TASK BRIEF: Look through the material and copy each line holding "volitelný".

DATA TO USE:

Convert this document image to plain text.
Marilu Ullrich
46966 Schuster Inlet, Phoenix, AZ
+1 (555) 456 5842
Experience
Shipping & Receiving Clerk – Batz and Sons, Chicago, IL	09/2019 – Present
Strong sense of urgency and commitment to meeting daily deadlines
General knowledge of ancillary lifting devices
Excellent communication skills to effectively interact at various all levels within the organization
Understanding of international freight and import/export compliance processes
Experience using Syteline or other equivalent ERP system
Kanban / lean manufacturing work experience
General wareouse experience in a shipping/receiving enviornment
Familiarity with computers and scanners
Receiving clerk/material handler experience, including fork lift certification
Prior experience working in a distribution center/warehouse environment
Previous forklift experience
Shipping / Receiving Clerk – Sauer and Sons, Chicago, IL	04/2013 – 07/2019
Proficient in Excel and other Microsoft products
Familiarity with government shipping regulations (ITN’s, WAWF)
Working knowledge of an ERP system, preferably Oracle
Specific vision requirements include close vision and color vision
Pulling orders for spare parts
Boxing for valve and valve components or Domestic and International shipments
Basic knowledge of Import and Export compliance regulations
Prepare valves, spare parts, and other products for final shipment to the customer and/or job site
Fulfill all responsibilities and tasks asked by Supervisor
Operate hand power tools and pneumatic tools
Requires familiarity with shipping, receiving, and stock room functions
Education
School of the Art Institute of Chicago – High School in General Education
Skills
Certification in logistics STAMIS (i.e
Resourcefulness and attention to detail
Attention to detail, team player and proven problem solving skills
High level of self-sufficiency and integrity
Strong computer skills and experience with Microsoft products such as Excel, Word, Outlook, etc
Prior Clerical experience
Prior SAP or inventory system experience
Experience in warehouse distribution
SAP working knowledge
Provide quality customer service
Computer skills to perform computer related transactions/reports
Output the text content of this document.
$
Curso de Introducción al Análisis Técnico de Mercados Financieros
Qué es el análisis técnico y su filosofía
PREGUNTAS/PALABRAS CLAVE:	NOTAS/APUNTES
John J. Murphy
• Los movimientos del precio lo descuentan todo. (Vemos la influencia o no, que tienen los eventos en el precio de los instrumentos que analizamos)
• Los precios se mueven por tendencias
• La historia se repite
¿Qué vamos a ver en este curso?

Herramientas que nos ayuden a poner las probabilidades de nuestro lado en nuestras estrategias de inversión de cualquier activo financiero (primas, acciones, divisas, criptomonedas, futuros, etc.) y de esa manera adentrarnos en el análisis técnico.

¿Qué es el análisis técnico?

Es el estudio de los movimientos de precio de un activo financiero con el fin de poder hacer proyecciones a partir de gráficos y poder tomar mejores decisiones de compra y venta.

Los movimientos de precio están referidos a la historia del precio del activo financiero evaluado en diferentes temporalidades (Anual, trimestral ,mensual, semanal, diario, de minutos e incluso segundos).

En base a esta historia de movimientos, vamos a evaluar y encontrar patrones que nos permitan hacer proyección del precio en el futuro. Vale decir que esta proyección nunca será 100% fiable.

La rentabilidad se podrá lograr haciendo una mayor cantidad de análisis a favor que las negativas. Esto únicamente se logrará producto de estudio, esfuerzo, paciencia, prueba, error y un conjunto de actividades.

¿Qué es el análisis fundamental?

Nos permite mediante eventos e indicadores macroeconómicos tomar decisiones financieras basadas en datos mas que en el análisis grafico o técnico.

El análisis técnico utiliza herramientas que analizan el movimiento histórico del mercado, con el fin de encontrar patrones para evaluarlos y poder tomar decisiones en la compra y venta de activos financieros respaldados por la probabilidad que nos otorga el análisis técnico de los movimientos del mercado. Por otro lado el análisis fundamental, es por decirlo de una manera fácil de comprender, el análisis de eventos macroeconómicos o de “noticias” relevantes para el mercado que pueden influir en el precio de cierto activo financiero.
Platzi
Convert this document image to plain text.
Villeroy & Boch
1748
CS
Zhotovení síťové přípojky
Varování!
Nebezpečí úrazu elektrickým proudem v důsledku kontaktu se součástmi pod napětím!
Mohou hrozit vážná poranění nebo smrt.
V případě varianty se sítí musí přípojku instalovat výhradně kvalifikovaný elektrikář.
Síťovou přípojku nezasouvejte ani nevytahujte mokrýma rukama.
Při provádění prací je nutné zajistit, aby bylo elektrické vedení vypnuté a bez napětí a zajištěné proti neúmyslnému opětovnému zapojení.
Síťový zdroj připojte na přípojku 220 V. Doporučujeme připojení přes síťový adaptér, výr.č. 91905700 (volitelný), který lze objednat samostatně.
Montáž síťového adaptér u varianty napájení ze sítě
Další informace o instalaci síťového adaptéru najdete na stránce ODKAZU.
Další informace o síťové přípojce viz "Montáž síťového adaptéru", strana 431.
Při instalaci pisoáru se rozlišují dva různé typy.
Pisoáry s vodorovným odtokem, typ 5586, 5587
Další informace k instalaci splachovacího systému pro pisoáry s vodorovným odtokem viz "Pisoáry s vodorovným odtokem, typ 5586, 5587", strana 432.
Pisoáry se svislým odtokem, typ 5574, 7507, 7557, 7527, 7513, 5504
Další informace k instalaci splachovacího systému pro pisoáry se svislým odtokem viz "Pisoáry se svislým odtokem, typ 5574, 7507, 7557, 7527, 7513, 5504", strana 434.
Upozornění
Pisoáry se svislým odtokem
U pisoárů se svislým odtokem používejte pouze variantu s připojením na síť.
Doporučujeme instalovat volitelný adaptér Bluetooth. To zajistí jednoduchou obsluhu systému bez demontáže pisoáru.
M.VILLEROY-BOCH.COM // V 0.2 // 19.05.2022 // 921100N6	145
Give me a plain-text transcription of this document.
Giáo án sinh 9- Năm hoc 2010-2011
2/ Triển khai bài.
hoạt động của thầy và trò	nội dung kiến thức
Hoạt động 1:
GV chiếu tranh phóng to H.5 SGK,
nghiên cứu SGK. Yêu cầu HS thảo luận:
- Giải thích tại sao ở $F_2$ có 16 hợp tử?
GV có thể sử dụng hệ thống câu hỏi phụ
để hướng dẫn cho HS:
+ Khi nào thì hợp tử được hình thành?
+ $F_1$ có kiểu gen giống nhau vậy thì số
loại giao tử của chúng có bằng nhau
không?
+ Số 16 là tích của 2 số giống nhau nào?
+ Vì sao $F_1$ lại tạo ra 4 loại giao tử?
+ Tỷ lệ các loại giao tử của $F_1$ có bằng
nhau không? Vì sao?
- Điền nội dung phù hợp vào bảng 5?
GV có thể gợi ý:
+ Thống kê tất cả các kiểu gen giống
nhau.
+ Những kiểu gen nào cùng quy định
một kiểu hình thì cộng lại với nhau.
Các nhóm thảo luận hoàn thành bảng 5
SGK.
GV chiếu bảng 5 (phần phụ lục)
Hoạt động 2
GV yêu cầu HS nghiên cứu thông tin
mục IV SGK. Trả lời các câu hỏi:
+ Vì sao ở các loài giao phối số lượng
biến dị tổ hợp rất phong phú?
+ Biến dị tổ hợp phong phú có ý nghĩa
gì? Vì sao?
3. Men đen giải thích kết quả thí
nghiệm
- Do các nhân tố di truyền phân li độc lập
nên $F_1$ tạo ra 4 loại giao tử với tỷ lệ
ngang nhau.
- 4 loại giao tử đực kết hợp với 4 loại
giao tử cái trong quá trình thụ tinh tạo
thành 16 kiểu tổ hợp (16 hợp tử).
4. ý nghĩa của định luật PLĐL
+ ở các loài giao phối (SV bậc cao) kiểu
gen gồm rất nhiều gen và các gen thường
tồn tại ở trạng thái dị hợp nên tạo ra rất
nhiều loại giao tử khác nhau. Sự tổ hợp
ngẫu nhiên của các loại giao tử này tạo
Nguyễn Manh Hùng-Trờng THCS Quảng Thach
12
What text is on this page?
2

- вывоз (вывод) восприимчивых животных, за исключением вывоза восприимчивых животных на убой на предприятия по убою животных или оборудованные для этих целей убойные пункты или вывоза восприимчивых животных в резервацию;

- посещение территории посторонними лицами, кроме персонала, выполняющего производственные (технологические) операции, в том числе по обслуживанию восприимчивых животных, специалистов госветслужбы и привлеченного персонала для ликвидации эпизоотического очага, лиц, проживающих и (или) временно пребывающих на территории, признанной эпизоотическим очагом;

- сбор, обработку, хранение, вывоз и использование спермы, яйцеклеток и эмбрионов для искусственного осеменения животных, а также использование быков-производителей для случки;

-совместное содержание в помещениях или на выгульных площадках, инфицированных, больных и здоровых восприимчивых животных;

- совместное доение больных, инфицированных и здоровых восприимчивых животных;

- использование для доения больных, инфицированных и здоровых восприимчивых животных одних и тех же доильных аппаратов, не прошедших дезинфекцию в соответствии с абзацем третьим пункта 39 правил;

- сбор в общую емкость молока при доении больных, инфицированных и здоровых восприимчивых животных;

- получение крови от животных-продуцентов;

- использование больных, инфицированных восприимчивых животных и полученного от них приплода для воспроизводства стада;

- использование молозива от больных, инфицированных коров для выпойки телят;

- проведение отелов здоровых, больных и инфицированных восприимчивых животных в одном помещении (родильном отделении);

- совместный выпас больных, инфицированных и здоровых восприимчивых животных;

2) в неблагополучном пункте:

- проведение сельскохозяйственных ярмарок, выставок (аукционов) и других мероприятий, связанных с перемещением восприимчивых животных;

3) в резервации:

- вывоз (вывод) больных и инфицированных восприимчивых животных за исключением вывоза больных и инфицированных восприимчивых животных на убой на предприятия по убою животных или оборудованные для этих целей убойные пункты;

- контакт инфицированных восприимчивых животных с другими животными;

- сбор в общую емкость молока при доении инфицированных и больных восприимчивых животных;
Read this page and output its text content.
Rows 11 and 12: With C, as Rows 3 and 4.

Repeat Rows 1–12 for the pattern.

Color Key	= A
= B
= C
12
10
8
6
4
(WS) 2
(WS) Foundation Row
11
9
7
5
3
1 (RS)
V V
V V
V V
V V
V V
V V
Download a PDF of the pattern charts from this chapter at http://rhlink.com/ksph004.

FINAL ANSWER:
Síťový zdroj připojte na přípojku 220 V. Doporučujeme připojení přes síťový adaptér, výr.č. 91905700 (volitelný), který lze objednat samostatně.
Doporučujeme instalovat volitelný adaptér Bluetooth. To zajistí jednoduchou obsluhu systému bez demontáže pisoáru.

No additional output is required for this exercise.